◆ WORK TO BE COMPLETED:
Exactly reproduce the entries, dropping any pictures from your copy.

>> BEGIN DATA RECORDS

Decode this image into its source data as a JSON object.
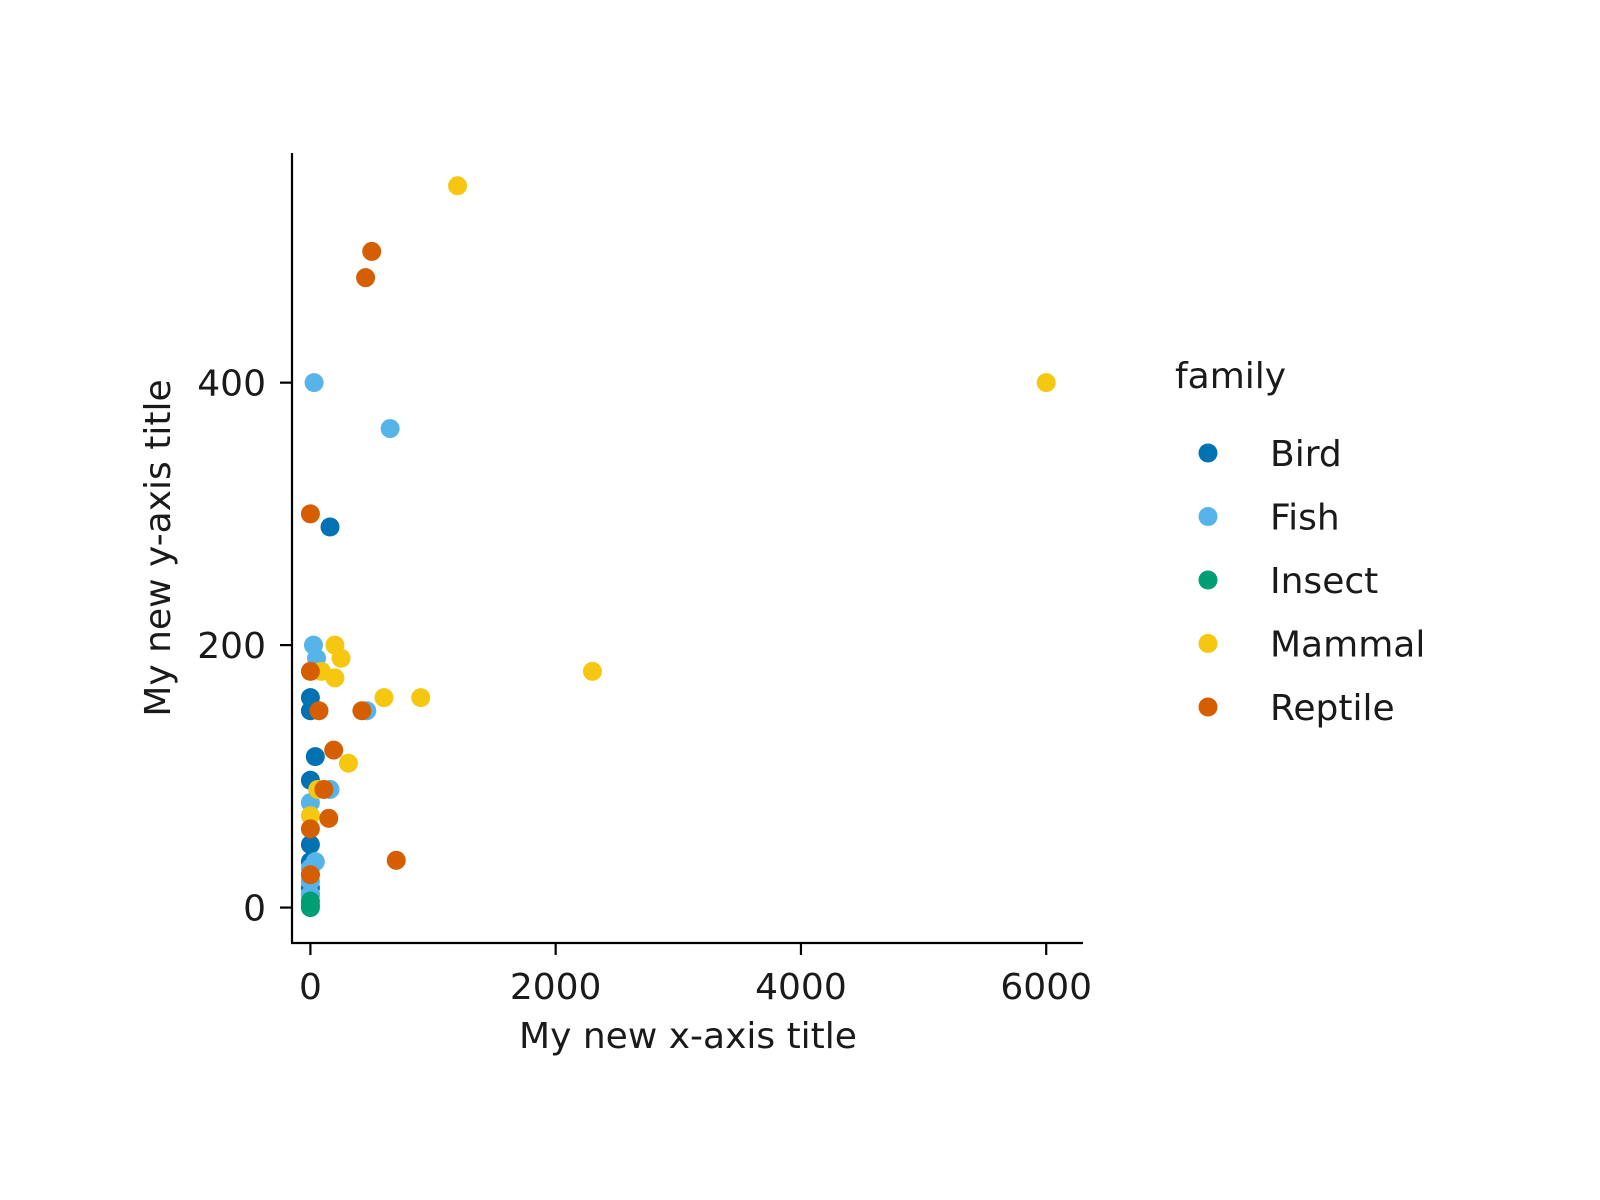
{
  "chart_data": {
    "type": "scatter",
    "xlabel": "My new x-axis title",
    "ylabel": "My new y-axis title",
    "xlim": [
      -150,
      6300
    ],
    "ylim": [
      -27,
      575
    ],
    "xticks": [
      0,
      2000,
      4000,
      6000
    ],
    "yticks": [
      0,
      200,
      400
    ],
    "grid": false,
    "legend": {
      "title": "family",
      "placement": "right"
    },
    "series": [
      {
        "name": "Bird",
        "color": "#0072B2",
        "points": [
          [
            160,
            290
          ],
          [
            0,
            160
          ],
          [
            0,
            150
          ],
          [
            40,
            115
          ],
          [
            0,
            97
          ],
          [
            0,
            48
          ],
          [
            0,
            35
          ],
          [
            0,
            25
          ],
          [
            0,
            15
          ],
          [
            0,
            10
          ]
        ]
      },
      {
        "name": "Fish",
        "color": "#56B4E9",
        "points": [
          [
            30,
            400
          ],
          [
            650,
            365
          ],
          [
            25,
            200
          ],
          [
            50,
            190
          ],
          [
            460,
            150
          ],
          [
            160,
            90
          ],
          [
            0,
            80
          ],
          [
            40,
            35
          ],
          [
            0,
            30
          ],
          [
            0,
            20
          ],
          [
            0,
            10
          ]
        ]
      },
      {
        "name": "Insect",
        "color": "#009E73",
        "points": [
          [
            0,
            5
          ],
          [
            0,
            2
          ],
          [
            0,
            0
          ]
        ]
      },
      {
        "name": "Mammal",
        "color": "#F5C710",
        "points": [
          [
            1200,
            550
          ],
          [
            6000,
            400
          ],
          [
            200,
            200
          ],
          [
            250,
            190
          ],
          [
            2300,
            180
          ],
          [
            90,
            180
          ],
          [
            200,
            175
          ],
          [
            600,
            160
          ],
          [
            900,
            160
          ],
          [
            310,
            110
          ],
          [
            60,
            90
          ],
          [
            0,
            70
          ]
        ]
      },
      {
        "name": "Reptile",
        "color": "#D55E00",
        "points": [
          [
            500,
            500
          ],
          [
            450,
            480
          ],
          [
            0,
            300
          ],
          [
            0,
            180
          ],
          [
            70,
            150
          ],
          [
            420,
            150
          ],
          [
            190,
            120
          ],
          [
            110,
            90
          ],
          [
            150,
            68
          ],
          [
            0,
            60
          ],
          [
            700,
            36
          ],
          [
            0,
            25
          ]
        ]
      }
    ]
  }
}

>> END DATA RECORDS

◆ WRITTEN RESPONSE:
Decode this image into its source data as a JSON object.
{
  "chart_data": {
    "type": "scatter",
    "xlabel": "My new x-axis title",
    "ylabel": "My new y-axis title",
    "xlim": [
      -150,
      6300
    ],
    "ylim": [
      -27,
      575
    ],
    "xticks": [
      0,
      2000,
      4000,
      6000
    ],
    "yticks": [
      0,
      200,
      400
    ],
    "grid": false,
    "legend": {
      "title": "family",
      "placement": "right"
    },
    "series": [
      {
        "name": "Bird",
        "color": "#0072B2",
        "points": [
          [
            160,
            290
          ],
          [
            0,
            160
          ],
          [
            0,
            150
          ],
          [
            40,
            115
          ],
          [
            0,
            97
          ],
          [
            0,
            48
          ],
          [
            0,
            35
          ],
          [
            0,
            25
          ],
          [
            0,
            15
          ],
          [
            0,
            10
          ]
        ]
      },
      {
        "name": "Fish",
        "color": "#56B4E9",
        "points": [
          [
            30,
            400
          ],
          [
            650,
            365
          ],
          [
            25,
            200
          ],
          [
            50,
            190
          ],
          [
            460,
            150
          ],
          [
            160,
            90
          ],
          [
            0,
            80
          ],
          [
            40,
            35
          ],
          [
            0,
            30
          ],
          [
            0,
            20
          ],
          [
            0,
            10
          ]
        ]
      },
      {
        "name": "Insect",
        "color": "#009E73",
        "points": [
          [
            0,
            5
          ],
          [
            0,
            2
          ],
          [
            0,
            0
          ]
        ]
      },
      {
        "name": "Mammal",
        "color": "#F5C710",
        "points": [
          [
            1200,
            550
          ],
          [
            6000,
            400
          ],
          [
            200,
            200
          ],
          [
            250,
            190
          ],
          [
            2300,
            180
          ],
          [
            90,
            180
          ],
          [
            200,
            175
          ],
          [
            600,
            160
          ],
          [
            900,
            160
          ],
          [
            310,
            110
          ],
          [
            60,
            90
          ],
          [
            0,
            70
          ]
        ]
      },
      {
        "name": "Reptile",
        "color": "#D55E00",
        "points": [
          [
            500,
            500
          ],
          [
            450,
            480
          ],
          [
            0,
            300
          ],
          [
            0,
            180
          ],
          [
            70,
            150
          ],
          [
            420,
            150
          ],
          [
            190,
            120
          ],
          [
            110,
            90
          ],
          [
            150,
            68
          ],
          [
            0,
            60
          ],
          [
            700,
            36
          ],
          [
            0,
            25
          ]
        ]
      }
    ]
  }
}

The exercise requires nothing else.